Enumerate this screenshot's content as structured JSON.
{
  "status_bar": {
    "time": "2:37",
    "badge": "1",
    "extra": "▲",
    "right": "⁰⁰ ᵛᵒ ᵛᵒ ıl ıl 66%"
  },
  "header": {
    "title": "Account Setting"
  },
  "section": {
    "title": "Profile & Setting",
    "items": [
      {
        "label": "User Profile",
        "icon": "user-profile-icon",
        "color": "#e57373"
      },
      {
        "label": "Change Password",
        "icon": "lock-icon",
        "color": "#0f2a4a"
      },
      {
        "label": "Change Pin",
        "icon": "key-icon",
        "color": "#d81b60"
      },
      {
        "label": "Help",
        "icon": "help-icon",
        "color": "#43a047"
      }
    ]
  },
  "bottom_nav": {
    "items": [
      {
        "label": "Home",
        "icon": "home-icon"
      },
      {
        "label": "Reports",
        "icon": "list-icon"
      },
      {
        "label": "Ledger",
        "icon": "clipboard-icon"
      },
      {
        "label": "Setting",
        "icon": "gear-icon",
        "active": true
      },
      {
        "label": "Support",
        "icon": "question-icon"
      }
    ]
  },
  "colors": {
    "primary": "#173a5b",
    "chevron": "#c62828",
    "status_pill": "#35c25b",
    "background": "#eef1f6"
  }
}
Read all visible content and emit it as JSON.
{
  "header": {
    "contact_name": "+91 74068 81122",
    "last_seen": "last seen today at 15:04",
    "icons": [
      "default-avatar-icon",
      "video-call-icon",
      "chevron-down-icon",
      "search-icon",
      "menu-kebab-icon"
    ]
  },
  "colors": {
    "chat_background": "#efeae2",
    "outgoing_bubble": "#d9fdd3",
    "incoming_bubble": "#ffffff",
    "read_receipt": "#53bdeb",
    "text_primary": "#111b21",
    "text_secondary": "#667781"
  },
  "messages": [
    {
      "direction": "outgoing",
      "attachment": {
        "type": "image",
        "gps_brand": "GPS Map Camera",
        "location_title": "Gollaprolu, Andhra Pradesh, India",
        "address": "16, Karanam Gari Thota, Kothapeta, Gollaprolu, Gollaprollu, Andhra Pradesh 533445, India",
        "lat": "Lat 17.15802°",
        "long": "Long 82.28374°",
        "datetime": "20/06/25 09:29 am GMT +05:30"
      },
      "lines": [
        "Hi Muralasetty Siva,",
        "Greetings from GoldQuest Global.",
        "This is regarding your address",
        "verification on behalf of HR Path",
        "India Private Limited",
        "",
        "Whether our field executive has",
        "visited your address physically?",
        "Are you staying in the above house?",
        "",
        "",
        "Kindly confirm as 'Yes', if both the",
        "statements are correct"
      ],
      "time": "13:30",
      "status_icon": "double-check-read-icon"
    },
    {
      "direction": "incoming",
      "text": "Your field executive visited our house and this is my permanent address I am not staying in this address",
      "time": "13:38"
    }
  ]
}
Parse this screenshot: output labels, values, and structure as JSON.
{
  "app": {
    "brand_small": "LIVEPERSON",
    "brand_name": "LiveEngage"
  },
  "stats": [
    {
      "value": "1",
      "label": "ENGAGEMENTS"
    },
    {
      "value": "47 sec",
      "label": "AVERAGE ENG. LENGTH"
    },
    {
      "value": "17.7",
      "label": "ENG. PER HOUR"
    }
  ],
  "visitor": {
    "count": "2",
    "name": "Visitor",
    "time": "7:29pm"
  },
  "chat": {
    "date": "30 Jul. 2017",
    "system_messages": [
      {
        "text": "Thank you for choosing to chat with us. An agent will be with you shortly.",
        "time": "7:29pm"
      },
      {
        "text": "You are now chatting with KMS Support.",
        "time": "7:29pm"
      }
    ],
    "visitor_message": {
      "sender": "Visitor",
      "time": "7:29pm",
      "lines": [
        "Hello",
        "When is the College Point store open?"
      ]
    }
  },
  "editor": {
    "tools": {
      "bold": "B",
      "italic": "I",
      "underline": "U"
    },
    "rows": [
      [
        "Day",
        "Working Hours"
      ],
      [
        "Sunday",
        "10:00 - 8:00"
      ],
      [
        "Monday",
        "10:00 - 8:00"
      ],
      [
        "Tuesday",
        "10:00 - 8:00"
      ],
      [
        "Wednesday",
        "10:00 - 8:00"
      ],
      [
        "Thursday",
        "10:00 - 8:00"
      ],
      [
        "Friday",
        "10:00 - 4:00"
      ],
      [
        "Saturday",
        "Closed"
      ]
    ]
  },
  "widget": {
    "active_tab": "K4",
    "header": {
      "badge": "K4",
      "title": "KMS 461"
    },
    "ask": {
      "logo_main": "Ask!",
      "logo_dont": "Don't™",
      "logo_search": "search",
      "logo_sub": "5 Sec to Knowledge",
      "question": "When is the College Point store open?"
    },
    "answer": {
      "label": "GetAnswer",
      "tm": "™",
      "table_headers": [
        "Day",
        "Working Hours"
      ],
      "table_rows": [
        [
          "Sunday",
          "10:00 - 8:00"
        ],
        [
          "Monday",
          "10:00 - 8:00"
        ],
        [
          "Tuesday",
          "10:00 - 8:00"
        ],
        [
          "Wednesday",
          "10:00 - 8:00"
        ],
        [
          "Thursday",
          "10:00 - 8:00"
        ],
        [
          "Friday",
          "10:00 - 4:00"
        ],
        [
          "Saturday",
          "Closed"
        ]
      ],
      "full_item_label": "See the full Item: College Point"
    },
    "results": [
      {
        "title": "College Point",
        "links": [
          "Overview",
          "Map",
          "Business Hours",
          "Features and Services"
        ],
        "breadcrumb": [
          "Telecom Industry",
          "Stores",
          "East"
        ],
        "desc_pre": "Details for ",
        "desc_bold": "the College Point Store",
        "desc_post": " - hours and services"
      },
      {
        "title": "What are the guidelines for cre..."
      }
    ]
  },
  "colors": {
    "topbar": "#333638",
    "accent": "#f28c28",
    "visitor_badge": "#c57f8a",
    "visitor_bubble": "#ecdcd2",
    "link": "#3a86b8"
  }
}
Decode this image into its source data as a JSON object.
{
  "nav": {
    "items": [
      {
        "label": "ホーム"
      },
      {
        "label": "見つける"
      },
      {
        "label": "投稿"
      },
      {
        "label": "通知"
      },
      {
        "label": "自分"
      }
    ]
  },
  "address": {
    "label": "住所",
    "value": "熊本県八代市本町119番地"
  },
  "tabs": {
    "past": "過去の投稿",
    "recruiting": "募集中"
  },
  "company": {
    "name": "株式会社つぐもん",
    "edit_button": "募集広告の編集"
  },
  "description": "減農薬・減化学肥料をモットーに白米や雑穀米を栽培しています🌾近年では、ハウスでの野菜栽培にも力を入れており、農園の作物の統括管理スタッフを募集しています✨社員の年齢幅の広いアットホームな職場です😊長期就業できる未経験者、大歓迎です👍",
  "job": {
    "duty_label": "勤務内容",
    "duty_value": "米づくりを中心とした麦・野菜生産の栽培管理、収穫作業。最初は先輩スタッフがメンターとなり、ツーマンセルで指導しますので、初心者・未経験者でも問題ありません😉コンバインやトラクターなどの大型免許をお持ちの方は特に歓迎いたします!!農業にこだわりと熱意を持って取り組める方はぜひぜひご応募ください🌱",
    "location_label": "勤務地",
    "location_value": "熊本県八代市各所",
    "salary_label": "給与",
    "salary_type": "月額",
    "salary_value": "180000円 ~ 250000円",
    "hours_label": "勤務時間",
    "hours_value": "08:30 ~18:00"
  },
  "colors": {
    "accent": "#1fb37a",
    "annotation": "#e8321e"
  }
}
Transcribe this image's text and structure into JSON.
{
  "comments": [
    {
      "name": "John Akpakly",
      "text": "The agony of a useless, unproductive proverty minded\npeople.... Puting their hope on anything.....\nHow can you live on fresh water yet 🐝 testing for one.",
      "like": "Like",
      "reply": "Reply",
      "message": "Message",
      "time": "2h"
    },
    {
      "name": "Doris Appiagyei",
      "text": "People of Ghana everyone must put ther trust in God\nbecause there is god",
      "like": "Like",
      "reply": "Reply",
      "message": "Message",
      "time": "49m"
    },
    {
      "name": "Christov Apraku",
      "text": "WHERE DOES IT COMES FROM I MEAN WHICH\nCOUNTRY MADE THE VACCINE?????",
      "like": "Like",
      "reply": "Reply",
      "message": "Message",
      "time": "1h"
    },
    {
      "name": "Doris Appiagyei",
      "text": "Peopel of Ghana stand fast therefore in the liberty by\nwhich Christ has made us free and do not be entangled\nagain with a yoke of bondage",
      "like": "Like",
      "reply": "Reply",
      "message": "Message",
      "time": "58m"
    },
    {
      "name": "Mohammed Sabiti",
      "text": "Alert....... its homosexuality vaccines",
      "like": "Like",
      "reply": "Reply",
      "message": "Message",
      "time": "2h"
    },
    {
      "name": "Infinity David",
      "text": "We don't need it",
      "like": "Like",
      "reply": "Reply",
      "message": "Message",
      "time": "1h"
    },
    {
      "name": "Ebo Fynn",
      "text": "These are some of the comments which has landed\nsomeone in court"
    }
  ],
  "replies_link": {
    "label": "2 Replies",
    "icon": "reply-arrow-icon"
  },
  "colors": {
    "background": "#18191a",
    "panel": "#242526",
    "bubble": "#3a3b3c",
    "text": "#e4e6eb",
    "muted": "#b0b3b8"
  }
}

·····

**DO THIS:**
Copy each line of the data that contains the word "into".

**FINAL RESULT:**
Decode this image into its source data as a JSON object.
Transcribe this image's text and structure into JSON.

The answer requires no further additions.